━━━ ROWS ━━━
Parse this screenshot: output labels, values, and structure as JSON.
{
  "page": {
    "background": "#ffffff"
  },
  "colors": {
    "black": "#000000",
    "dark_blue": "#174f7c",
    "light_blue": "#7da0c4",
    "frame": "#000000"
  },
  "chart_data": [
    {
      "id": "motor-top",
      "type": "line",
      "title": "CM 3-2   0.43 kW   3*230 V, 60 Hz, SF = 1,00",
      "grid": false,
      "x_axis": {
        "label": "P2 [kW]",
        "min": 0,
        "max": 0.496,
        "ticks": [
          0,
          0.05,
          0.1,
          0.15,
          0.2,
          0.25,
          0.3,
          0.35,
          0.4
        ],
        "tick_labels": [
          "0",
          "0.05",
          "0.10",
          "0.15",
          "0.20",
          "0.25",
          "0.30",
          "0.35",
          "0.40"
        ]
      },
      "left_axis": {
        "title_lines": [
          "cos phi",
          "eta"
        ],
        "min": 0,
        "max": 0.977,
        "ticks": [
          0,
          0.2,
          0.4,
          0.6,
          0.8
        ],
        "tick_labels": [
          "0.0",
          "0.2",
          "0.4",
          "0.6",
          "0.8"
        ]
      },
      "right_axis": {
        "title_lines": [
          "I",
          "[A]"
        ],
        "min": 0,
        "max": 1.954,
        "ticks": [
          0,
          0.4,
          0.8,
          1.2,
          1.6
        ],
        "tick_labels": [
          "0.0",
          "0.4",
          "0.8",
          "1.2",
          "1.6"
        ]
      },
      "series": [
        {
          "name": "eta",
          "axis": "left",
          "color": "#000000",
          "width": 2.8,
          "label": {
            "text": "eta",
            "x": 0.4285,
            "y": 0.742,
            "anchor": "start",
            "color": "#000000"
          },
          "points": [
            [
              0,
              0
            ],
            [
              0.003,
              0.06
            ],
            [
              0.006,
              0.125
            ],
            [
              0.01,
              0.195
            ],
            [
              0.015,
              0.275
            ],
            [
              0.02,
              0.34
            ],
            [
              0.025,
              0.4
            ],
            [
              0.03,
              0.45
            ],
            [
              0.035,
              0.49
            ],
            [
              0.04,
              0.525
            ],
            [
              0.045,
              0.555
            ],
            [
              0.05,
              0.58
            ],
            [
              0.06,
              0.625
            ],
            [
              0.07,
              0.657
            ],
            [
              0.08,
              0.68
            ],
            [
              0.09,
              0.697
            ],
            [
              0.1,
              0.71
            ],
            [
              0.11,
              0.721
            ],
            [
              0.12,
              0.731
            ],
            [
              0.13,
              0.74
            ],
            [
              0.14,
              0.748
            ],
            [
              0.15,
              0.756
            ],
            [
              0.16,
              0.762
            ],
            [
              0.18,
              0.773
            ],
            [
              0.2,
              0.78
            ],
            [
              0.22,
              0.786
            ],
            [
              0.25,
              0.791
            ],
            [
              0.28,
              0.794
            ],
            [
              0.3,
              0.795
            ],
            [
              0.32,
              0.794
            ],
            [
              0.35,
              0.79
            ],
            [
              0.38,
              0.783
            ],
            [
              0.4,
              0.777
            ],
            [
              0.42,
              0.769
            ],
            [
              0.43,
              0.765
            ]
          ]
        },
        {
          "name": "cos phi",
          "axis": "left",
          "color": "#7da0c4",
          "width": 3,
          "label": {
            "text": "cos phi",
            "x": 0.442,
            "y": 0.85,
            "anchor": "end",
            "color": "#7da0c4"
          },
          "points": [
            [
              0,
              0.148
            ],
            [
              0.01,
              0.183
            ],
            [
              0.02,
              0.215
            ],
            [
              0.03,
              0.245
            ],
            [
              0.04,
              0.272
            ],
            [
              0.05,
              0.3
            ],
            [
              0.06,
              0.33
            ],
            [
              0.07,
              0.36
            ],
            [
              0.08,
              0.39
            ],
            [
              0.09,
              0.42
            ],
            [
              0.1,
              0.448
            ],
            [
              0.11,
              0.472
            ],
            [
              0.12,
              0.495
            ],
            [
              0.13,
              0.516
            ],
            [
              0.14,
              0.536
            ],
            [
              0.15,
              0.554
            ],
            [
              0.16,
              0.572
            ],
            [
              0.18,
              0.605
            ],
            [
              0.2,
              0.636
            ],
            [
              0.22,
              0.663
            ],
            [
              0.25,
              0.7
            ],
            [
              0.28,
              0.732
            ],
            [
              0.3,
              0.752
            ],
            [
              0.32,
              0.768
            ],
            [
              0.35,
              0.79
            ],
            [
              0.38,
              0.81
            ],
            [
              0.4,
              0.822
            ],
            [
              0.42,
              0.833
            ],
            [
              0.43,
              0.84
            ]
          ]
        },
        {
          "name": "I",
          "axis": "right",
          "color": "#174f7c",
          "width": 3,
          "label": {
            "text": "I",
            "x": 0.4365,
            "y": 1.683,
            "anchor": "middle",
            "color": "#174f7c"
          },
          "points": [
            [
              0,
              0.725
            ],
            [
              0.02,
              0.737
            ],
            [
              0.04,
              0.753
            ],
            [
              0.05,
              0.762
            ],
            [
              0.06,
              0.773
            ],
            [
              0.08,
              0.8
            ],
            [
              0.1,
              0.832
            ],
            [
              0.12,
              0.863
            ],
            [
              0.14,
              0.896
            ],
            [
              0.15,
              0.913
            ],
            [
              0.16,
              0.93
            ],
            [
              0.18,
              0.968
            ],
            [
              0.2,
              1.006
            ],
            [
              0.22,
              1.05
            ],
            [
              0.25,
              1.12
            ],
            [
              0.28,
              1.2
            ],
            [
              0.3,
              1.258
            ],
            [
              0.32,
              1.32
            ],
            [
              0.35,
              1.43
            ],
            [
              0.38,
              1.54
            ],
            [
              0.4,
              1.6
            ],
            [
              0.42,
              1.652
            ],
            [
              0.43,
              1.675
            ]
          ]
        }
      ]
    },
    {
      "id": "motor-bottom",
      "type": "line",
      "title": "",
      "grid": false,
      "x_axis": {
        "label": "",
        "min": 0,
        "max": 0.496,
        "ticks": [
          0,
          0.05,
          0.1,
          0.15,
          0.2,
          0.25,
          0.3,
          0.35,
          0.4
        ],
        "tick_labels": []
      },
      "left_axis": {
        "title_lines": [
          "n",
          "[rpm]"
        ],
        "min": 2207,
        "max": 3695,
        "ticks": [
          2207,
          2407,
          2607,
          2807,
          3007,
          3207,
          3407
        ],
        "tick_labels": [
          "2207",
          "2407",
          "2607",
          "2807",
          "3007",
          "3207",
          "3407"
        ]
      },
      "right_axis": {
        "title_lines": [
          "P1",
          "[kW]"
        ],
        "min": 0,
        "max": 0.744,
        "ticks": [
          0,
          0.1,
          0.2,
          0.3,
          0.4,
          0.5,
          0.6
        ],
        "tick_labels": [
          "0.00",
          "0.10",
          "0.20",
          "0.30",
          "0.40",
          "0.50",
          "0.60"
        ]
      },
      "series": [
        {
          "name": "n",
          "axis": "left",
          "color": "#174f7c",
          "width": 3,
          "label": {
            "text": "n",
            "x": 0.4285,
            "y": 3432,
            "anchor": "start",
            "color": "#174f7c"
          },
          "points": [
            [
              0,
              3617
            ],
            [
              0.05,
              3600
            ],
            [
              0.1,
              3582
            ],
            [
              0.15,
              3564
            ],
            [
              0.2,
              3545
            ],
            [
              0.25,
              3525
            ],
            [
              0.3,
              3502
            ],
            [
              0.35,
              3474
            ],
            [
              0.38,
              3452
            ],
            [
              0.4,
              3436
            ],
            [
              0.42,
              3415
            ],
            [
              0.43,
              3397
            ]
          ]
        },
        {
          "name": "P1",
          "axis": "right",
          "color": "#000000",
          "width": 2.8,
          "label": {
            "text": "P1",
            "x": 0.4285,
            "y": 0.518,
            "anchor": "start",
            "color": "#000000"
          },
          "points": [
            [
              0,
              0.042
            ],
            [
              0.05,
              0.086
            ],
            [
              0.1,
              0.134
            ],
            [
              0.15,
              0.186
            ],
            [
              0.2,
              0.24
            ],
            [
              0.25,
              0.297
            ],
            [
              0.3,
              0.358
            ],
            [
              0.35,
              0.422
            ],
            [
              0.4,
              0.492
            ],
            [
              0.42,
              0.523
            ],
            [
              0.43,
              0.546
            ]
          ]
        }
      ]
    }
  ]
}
━━━
EXERCISE PROMPT: Pick each line holding the word "text" out of the data and copy it.

EXERCISE SOLUTION:
            "text": "eta",
            "text": "cos phi",
            "text": "I",
            "text": "n",
            "text": "P1",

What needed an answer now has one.